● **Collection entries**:
# # # #
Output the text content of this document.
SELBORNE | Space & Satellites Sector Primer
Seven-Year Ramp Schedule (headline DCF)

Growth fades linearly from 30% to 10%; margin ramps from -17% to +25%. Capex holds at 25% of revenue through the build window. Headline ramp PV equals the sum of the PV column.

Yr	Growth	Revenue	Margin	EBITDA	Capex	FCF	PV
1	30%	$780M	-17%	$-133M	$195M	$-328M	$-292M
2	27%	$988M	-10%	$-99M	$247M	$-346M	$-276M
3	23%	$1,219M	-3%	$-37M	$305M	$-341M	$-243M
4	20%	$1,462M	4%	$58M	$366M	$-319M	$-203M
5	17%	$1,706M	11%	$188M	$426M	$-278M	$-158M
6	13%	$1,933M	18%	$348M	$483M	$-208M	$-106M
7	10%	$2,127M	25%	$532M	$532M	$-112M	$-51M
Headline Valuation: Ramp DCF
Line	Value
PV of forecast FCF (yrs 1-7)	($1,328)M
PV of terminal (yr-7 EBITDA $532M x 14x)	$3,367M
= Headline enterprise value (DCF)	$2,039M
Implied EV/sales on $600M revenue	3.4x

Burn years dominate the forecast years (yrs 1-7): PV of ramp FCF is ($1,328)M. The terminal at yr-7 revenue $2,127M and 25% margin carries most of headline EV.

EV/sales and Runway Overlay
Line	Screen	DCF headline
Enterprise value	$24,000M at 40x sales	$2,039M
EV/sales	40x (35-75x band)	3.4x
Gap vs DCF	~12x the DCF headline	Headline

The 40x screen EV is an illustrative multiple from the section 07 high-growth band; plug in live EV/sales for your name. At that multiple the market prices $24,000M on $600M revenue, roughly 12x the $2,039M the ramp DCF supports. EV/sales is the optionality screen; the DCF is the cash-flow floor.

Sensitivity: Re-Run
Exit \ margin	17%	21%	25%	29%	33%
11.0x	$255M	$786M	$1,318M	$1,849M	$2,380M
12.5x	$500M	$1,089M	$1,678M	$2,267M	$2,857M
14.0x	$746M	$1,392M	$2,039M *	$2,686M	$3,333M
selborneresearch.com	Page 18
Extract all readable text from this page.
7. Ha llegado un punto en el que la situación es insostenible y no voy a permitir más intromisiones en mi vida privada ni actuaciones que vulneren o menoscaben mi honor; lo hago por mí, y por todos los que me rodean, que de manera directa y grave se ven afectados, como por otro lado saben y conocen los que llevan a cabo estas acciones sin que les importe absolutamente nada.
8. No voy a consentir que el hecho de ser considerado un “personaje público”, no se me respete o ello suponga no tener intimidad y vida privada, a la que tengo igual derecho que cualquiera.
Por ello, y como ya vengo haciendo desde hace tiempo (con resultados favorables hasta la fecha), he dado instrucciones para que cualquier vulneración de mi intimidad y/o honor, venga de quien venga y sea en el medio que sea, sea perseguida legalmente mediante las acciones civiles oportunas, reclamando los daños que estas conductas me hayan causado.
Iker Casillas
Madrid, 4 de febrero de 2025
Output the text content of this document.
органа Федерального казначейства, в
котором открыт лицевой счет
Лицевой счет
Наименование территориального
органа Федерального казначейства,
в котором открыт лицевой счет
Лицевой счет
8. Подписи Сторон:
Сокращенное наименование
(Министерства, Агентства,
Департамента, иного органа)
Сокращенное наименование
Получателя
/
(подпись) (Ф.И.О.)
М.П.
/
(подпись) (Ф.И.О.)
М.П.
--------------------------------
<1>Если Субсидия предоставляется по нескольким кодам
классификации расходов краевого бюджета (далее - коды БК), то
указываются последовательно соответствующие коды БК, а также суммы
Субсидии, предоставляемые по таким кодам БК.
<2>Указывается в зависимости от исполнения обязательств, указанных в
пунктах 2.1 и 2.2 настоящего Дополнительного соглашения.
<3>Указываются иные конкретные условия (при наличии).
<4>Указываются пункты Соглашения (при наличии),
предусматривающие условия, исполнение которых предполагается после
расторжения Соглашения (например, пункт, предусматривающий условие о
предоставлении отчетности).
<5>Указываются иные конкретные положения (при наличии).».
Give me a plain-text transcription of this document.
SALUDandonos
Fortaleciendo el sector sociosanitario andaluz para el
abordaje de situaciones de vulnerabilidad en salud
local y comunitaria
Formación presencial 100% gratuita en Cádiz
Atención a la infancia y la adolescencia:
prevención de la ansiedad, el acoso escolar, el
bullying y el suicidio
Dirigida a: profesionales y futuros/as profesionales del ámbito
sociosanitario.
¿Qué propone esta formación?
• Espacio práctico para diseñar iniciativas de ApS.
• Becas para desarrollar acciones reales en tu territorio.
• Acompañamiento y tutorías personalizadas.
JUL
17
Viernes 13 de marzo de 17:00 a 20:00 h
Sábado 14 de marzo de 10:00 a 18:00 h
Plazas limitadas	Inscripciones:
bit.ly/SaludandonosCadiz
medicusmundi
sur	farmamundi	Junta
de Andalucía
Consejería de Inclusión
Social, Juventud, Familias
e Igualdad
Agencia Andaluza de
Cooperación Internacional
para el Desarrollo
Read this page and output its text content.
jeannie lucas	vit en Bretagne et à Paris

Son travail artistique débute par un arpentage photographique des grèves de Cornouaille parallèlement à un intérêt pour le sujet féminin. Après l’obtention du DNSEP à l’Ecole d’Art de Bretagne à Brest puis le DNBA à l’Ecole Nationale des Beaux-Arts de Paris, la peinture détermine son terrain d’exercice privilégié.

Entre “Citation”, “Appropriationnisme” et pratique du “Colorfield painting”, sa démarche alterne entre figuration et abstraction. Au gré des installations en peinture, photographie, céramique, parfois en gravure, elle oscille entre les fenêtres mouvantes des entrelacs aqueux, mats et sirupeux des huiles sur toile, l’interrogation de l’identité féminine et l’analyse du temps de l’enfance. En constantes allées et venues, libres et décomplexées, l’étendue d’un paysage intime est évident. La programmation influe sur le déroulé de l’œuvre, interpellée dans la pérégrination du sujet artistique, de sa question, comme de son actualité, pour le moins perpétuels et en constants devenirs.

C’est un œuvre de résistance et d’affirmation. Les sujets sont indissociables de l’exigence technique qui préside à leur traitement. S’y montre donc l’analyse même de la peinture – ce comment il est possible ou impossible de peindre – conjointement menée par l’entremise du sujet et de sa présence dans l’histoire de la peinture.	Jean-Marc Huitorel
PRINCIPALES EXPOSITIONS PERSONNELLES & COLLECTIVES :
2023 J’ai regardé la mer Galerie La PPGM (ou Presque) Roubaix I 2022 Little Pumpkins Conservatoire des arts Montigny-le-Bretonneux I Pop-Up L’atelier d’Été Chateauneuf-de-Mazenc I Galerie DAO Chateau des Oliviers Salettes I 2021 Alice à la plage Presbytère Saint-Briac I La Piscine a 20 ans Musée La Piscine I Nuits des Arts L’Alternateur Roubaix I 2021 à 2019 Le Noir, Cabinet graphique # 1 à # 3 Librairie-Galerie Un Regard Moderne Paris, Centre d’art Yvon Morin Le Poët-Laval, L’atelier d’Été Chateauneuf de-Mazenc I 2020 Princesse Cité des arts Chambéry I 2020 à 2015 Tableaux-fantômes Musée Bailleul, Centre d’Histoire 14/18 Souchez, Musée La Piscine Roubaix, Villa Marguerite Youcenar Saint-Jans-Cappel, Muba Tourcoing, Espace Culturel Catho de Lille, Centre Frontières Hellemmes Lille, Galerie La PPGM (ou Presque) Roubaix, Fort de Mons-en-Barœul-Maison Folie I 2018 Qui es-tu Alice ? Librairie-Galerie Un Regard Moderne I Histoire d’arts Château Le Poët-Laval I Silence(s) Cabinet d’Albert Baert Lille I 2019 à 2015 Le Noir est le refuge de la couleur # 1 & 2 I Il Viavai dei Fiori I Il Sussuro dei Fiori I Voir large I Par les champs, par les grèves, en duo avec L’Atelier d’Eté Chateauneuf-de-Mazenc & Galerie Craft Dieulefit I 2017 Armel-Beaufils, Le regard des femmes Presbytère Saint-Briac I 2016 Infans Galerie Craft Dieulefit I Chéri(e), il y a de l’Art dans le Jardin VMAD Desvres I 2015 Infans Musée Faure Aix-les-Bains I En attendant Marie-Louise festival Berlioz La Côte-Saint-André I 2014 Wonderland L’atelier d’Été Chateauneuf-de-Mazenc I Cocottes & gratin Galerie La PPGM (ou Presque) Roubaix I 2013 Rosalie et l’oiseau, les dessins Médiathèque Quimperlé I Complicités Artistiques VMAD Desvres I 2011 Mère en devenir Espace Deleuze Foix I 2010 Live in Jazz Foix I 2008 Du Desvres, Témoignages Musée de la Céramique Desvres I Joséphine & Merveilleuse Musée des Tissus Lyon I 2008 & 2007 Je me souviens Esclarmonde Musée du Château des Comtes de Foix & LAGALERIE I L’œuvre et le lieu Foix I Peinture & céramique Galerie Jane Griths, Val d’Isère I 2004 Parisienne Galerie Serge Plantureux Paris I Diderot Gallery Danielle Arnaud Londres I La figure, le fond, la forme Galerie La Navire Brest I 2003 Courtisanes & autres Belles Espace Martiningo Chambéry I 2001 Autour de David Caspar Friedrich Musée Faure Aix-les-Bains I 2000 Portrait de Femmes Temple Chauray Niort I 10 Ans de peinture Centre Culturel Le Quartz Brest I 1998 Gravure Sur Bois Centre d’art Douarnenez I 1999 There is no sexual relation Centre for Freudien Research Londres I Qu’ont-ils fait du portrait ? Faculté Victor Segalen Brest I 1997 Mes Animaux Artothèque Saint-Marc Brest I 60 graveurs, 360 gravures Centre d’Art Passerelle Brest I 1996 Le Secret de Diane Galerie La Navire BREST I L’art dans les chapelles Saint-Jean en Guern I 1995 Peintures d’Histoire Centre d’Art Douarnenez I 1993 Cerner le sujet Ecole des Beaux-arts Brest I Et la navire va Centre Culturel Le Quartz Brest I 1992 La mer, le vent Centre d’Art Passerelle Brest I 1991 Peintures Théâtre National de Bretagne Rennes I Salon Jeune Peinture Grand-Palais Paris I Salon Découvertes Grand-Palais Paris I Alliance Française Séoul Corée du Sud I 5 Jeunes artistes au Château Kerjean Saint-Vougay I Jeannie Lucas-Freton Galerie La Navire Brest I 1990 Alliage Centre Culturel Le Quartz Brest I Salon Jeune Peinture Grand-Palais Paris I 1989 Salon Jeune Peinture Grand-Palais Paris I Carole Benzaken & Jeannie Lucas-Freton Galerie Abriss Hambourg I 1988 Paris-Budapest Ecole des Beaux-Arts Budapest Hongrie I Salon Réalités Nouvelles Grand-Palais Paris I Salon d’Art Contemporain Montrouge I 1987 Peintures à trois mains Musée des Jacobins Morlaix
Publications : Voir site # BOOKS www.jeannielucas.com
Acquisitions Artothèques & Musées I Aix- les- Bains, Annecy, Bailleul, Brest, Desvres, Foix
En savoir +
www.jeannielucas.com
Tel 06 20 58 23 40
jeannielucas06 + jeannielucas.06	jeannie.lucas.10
# # # #
● **GIVEN PROBLEM**: Search the listing above for the string "Федерального". Copy every line that contains it.

● **ANSWER FOR THE TASK**:
органа Федерального казначейства, в
органа Федерального казначейства,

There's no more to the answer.